[Data supplied]:
=-=-=-=-=
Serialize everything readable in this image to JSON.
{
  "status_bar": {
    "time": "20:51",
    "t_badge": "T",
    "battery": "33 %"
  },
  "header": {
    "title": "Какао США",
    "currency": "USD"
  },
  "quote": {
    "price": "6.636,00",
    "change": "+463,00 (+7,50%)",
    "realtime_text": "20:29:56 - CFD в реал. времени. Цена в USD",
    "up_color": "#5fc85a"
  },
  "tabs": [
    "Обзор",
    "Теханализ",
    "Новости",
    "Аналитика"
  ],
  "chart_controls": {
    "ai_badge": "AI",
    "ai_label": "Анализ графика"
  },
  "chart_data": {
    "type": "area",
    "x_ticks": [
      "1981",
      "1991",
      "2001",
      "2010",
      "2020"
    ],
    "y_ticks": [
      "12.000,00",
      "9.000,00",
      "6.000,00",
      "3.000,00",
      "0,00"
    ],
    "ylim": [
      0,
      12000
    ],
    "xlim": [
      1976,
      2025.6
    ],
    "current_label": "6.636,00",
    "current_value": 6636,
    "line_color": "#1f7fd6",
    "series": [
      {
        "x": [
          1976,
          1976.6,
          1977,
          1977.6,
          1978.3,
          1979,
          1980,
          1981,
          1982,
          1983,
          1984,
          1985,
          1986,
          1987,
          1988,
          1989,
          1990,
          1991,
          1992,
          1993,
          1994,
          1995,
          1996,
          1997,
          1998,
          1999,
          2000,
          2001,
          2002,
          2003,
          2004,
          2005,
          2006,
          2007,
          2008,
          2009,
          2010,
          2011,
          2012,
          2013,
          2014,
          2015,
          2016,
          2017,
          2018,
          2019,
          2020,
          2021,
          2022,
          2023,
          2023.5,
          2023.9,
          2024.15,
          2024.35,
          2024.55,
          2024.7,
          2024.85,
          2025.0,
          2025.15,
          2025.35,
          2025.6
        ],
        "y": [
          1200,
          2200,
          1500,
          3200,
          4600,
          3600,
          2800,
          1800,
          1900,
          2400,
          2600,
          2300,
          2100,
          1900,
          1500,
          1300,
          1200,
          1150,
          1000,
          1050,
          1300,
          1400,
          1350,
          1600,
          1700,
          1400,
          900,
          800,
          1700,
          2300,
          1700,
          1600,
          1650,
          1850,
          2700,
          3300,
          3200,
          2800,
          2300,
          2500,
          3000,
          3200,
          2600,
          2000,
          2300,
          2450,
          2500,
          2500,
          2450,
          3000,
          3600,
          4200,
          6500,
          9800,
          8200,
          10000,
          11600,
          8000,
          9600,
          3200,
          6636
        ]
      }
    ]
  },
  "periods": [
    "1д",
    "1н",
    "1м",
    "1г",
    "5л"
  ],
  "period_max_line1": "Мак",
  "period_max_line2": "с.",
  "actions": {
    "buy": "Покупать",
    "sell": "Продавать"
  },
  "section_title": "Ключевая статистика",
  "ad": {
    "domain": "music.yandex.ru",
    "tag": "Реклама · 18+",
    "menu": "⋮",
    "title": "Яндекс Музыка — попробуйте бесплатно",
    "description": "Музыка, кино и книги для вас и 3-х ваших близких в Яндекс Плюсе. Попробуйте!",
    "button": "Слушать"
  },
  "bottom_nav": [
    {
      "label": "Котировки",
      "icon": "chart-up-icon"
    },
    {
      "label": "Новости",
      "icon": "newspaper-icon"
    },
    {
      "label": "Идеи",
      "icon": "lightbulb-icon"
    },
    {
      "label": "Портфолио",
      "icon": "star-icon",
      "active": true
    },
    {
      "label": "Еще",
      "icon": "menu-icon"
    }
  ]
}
=-=-=-=-=
[Your task]:
Using the data above, copy each line that contains "icon".

[The result]:
      "icon": "chart-up-icon"
      "icon": "newspaper-icon"
      "icon": "lightbulb-icon"
      "icon": "star-icon",
      "icon": "menu-icon"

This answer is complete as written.